-- Opening Marker --

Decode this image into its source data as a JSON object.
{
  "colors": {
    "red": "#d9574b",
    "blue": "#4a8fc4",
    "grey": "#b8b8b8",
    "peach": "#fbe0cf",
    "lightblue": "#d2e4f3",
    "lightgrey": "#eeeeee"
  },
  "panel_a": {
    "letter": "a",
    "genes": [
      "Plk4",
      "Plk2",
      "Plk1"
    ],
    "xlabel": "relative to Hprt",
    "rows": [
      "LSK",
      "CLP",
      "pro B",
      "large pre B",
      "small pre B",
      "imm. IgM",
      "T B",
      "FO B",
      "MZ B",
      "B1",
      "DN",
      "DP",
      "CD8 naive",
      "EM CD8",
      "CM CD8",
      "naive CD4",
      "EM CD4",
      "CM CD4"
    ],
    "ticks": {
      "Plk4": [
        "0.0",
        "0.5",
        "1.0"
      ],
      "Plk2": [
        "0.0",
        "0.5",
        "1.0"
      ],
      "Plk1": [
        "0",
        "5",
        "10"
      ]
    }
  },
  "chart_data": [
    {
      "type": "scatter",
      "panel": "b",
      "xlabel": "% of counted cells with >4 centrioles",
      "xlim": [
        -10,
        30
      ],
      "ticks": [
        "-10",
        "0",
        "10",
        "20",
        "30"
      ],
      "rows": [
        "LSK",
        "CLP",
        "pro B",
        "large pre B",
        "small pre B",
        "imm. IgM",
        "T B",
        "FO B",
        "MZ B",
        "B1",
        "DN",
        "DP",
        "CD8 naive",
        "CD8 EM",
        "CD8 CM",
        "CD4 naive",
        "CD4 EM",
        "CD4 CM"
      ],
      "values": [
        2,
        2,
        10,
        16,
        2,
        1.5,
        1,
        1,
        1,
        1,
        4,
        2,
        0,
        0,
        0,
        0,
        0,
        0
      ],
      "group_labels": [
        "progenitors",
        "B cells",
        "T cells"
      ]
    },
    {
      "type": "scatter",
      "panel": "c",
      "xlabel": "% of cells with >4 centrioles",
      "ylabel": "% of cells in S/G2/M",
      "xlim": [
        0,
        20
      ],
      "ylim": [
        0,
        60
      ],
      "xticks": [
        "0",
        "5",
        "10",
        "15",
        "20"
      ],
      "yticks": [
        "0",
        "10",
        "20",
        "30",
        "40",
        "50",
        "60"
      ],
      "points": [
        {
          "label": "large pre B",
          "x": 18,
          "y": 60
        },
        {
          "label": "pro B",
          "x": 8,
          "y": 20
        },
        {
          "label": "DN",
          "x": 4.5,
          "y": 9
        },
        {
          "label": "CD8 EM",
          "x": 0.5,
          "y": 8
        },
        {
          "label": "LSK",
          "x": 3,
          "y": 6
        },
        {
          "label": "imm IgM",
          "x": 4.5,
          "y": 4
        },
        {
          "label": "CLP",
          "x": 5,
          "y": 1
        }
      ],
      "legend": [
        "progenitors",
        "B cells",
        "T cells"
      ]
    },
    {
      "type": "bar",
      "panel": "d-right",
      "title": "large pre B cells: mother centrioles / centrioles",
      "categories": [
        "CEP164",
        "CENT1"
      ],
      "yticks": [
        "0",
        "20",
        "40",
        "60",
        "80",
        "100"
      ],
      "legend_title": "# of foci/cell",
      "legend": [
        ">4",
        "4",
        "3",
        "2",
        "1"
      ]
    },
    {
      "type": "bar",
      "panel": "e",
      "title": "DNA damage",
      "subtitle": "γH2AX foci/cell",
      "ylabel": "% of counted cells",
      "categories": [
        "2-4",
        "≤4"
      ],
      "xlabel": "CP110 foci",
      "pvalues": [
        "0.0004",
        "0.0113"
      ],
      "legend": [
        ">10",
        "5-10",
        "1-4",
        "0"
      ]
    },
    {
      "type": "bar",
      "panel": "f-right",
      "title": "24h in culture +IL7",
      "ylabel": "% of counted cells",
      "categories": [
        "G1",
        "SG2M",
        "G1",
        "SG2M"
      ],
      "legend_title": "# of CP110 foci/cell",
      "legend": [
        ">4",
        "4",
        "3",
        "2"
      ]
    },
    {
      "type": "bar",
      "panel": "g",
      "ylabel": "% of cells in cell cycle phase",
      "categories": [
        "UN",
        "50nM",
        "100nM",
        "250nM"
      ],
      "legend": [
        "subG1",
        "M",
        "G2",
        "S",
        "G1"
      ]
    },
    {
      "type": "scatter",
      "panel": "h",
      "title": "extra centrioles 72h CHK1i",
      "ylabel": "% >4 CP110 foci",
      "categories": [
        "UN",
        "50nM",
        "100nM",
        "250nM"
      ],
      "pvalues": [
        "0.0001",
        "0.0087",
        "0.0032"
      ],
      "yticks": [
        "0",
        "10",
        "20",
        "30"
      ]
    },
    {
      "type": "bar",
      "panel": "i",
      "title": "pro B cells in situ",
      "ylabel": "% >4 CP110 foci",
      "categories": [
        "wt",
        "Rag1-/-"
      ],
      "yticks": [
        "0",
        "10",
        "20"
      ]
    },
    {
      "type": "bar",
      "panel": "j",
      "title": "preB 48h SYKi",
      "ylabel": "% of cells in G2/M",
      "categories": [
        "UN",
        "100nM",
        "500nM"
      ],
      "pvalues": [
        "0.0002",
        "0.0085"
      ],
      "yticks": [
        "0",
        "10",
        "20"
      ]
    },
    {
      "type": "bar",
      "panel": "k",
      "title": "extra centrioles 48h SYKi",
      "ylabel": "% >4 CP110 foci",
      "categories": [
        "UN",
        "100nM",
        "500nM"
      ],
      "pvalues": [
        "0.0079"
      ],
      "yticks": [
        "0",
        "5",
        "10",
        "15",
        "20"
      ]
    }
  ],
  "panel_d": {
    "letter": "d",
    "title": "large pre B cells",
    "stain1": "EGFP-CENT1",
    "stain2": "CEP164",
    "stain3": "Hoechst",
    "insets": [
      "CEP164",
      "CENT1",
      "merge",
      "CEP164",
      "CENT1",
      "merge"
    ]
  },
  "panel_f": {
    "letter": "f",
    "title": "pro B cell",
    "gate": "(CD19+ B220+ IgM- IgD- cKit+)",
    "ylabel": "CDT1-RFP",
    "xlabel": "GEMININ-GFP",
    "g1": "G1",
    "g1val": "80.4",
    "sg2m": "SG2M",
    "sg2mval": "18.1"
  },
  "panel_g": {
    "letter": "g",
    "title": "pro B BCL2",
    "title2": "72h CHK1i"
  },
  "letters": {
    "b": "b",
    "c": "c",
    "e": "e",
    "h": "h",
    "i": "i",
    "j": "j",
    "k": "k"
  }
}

-- Closing Marker --

_What you are asked to do_
All lines carrying the word "foci" must be copied from the data above.

_Result for this task_
      "legend_title": "# of foci/cell",
      "subtitle": "γH2AX foci/cell",
      "xlabel": "CP110 foci",
      "legend_title": "# of CP110 foci/cell",
      "ylabel": "% >4 CP110 foci",
      "ylabel": "% >4 CP110 foci",
      "ylabel": "% >4 CP110 foci",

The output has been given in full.